═════ SUPPLIED RECORDS

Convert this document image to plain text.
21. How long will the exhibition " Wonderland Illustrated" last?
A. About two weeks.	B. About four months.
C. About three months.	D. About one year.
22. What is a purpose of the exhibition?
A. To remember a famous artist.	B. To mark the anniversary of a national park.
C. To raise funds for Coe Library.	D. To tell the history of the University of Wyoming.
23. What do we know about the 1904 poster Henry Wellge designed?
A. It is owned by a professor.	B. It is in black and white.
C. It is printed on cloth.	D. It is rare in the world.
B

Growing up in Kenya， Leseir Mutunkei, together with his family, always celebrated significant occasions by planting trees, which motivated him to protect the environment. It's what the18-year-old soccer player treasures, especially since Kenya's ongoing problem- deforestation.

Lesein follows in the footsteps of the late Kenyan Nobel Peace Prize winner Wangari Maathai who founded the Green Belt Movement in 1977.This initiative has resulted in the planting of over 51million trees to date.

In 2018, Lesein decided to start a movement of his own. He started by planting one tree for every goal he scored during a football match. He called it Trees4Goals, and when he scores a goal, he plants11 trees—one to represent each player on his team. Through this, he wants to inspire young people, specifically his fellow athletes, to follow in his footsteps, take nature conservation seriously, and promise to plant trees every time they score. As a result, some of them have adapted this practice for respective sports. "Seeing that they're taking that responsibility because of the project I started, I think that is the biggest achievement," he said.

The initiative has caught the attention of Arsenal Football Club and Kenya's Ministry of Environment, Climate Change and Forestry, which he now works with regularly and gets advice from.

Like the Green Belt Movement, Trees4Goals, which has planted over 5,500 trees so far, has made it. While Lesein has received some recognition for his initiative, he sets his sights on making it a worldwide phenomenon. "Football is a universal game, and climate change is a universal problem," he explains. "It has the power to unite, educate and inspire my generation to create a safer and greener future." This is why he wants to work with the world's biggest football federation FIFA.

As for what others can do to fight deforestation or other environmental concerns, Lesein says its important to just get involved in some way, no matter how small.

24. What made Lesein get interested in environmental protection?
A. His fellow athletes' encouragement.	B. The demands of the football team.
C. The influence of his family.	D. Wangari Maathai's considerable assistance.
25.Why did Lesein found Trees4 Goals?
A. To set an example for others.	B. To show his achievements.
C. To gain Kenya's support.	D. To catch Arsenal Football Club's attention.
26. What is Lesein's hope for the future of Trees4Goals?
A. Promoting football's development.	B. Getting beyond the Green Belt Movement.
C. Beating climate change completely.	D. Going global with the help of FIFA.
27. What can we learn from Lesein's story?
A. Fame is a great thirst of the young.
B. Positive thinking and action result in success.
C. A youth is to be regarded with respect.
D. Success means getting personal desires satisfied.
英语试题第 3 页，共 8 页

══════════

EXERCISE PROMPT: Check each line in the records for the word "future" and say how many have it, with nothing else.

THE RESULT: 2